Reproduce the stretch of data from its first line through the line containing "chart value labels [34,952,488,1049]", substituting "column chart" for every "bar chart" and leaving everything else unchanged.
··········
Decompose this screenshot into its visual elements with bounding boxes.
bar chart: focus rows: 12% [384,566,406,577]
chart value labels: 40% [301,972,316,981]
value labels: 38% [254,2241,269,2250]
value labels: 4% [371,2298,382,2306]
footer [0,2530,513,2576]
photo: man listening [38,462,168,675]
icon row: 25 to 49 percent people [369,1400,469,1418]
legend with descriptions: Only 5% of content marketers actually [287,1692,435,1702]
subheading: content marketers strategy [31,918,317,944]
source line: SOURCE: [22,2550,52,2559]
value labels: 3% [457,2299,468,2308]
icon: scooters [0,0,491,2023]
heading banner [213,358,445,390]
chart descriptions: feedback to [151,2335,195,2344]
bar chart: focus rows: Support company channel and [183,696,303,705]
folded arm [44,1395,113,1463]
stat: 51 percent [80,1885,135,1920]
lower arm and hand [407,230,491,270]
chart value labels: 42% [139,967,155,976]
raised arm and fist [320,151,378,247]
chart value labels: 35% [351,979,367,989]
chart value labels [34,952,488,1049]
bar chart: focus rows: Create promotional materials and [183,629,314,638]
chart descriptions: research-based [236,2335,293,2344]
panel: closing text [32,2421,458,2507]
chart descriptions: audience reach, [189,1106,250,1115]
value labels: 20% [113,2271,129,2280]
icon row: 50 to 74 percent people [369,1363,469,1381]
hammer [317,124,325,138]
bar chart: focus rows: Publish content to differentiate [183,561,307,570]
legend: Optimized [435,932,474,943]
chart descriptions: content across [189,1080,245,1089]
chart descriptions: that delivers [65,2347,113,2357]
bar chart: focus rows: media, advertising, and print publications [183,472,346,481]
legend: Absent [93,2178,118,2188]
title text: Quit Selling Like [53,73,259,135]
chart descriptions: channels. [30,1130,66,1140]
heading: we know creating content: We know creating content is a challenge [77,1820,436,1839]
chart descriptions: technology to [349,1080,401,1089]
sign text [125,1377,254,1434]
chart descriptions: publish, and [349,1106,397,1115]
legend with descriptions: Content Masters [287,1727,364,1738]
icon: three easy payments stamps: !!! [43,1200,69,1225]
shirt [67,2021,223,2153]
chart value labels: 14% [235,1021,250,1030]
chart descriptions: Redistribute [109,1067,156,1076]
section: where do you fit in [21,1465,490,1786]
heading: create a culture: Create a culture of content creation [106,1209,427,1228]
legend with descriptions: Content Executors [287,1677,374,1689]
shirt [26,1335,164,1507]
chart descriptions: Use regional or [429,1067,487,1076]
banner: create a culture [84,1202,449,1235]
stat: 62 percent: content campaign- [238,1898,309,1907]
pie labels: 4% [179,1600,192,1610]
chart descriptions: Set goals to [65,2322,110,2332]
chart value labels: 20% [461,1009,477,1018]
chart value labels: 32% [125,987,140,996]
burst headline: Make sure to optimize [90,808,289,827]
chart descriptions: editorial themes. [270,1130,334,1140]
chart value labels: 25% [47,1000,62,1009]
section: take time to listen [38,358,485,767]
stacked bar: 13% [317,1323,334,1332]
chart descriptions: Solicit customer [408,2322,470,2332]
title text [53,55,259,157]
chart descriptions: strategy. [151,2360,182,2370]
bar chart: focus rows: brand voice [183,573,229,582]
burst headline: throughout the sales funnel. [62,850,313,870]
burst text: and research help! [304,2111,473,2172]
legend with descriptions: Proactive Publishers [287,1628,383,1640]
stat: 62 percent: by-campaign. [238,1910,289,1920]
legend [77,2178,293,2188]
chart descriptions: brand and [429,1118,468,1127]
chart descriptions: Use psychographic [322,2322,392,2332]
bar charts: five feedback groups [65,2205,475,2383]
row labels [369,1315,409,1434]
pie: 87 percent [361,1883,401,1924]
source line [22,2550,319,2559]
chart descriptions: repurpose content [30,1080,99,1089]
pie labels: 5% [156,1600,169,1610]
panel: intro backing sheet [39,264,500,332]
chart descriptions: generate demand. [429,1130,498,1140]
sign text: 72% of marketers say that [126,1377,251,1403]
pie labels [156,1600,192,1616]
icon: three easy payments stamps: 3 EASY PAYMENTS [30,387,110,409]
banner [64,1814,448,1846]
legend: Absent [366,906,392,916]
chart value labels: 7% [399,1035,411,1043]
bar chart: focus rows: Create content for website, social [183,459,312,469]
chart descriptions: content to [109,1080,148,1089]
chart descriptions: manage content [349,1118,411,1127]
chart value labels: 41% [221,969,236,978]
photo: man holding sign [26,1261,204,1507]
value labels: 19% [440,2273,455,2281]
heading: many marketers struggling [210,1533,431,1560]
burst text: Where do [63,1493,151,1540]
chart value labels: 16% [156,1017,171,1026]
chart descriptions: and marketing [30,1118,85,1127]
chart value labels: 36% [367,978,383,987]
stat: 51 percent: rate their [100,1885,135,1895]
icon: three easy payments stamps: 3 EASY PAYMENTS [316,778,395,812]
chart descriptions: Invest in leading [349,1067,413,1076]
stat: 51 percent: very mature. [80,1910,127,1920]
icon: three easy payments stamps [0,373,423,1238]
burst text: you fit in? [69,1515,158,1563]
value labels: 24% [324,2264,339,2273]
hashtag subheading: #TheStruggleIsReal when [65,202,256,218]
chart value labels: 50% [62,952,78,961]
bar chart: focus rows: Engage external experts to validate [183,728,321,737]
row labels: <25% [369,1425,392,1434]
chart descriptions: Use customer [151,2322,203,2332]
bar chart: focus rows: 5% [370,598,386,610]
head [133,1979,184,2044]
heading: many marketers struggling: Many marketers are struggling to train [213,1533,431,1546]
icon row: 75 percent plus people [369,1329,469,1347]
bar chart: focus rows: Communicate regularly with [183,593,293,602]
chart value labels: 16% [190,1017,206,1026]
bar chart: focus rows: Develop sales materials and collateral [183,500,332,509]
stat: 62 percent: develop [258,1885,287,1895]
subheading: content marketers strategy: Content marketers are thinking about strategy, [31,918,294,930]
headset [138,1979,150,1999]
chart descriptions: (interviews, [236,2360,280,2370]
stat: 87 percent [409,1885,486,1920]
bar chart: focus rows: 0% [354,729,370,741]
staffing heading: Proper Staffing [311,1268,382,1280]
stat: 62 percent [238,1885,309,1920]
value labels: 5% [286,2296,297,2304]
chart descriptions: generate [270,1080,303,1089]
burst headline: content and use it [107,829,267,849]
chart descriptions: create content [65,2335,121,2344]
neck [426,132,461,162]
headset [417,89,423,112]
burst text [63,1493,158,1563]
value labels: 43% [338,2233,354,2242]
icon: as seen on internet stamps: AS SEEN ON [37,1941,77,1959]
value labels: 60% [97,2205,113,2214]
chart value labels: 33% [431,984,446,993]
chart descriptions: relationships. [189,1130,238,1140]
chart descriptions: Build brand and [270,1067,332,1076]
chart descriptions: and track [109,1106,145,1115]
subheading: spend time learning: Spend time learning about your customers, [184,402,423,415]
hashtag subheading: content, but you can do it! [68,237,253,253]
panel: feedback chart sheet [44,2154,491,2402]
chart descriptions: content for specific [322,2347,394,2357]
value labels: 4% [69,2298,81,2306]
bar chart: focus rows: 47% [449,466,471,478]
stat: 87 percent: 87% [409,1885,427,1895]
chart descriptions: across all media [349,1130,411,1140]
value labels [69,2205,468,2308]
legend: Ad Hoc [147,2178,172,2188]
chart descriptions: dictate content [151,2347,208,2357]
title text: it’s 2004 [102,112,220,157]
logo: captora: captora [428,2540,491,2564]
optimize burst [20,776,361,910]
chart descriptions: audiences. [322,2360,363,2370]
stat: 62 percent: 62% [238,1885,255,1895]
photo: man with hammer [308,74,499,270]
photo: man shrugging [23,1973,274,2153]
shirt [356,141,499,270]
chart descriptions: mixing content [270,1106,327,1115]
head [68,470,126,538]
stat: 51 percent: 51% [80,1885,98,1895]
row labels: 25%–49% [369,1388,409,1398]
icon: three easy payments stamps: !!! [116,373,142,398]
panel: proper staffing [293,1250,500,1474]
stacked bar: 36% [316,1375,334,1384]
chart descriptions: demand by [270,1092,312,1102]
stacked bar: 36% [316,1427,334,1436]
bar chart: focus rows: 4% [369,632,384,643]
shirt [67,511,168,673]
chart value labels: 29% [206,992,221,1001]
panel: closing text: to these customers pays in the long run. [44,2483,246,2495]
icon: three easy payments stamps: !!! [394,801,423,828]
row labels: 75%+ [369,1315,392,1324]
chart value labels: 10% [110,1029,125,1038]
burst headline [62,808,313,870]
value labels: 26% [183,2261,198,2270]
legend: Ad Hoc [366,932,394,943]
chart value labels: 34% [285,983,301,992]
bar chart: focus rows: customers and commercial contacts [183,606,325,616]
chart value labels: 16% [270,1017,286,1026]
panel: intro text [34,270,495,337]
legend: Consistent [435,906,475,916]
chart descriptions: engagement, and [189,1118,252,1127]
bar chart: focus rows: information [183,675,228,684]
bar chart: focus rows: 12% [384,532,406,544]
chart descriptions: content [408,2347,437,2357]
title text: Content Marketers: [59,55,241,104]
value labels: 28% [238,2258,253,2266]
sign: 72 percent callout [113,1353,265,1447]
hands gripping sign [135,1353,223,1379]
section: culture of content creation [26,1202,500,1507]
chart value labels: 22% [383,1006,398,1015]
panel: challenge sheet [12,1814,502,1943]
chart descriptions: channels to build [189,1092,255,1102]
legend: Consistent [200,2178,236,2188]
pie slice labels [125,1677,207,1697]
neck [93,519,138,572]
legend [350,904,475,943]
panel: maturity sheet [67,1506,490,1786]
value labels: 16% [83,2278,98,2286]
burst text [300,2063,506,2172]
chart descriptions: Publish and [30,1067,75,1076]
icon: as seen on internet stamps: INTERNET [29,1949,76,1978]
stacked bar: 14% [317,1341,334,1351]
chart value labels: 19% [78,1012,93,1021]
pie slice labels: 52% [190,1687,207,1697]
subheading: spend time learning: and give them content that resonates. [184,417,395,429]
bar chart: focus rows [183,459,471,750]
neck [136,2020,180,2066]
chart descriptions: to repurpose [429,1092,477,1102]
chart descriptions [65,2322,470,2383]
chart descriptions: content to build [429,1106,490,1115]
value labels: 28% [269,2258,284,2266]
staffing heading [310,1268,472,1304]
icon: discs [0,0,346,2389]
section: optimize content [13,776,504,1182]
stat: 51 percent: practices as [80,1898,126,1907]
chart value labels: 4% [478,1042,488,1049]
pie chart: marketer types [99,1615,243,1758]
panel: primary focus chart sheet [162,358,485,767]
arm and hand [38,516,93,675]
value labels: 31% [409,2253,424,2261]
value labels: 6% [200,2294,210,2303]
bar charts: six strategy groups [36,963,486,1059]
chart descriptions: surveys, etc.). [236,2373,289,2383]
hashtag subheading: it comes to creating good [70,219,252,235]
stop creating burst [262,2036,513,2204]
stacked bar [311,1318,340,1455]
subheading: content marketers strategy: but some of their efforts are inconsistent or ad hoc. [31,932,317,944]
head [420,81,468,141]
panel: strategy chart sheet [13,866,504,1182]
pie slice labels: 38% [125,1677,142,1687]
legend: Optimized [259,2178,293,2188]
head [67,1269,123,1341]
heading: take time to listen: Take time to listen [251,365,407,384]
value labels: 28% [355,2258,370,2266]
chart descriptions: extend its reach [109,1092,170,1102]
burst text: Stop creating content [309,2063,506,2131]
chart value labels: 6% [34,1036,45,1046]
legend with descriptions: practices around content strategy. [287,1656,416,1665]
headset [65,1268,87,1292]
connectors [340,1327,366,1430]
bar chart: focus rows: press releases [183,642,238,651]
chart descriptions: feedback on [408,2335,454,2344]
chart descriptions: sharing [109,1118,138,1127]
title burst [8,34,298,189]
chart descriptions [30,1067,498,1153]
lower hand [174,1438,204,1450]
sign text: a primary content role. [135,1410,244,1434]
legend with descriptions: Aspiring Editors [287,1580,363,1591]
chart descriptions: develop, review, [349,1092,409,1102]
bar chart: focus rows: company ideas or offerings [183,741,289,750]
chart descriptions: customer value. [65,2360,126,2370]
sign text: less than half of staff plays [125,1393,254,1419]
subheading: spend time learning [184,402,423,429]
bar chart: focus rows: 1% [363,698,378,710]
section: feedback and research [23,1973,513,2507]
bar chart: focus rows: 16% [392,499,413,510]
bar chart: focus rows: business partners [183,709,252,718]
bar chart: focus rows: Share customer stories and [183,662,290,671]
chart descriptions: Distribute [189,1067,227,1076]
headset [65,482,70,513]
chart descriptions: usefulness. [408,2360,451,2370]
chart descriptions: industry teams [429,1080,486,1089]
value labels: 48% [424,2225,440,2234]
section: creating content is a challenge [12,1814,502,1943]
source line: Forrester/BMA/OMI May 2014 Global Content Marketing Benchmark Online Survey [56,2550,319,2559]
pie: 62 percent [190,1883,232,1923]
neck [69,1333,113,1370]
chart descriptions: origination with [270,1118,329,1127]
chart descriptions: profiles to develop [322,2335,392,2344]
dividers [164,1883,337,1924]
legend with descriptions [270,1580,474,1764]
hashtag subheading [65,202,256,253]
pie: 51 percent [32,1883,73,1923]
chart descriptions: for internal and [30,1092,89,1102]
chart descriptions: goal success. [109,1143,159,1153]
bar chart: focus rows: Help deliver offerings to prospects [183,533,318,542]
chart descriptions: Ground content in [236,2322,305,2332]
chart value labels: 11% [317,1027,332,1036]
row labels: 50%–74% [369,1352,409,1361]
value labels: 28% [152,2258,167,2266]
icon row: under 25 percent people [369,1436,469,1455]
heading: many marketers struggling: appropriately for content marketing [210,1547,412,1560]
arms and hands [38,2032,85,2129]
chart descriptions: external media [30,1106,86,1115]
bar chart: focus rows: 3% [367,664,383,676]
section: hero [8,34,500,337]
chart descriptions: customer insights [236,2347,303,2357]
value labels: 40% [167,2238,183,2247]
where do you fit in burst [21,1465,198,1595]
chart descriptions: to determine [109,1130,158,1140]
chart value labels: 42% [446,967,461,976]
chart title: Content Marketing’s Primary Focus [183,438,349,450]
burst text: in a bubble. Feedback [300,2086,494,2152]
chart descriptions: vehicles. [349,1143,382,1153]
··········
** Complete response **
Decompose this screenshot into its visual elements with bounding boxes.
column chart: focus rows: 12% [384,566,406,577]
chart value labels: 40% [301,972,316,981]
value labels: 38% [254,2241,269,2250]
value labels: 4% [371,2298,382,2306]
footer [0,2530,513,2576]
photo: man listening [38,462,168,675]
icon row: 25 to 49 percent people [369,1400,469,1418]
legend with descriptions: Only 5% of content marketers actually [287,1692,435,1702]
subheading: content marketers strategy [31,918,317,944]
source line: SOURCE: [22,2550,52,2559]
value labels: 3% [457,2299,468,2308]
icon: scooters [0,0,491,2023]
heading banner [213,358,445,390]
chart descriptions: feedback to [151,2335,195,2344]
column chart: focus rows: Support company channel and [183,696,303,705]
folded arm [44,1395,113,1463]
stat: 51 percent [80,1885,135,1920]
lower arm and hand [407,230,491,270]
chart value labels: 42% [139,967,155,976]
raised arm and fist [320,151,378,247]
chart value labels: 35% [351,979,367,989]
chart value labels [34,952,488,1049]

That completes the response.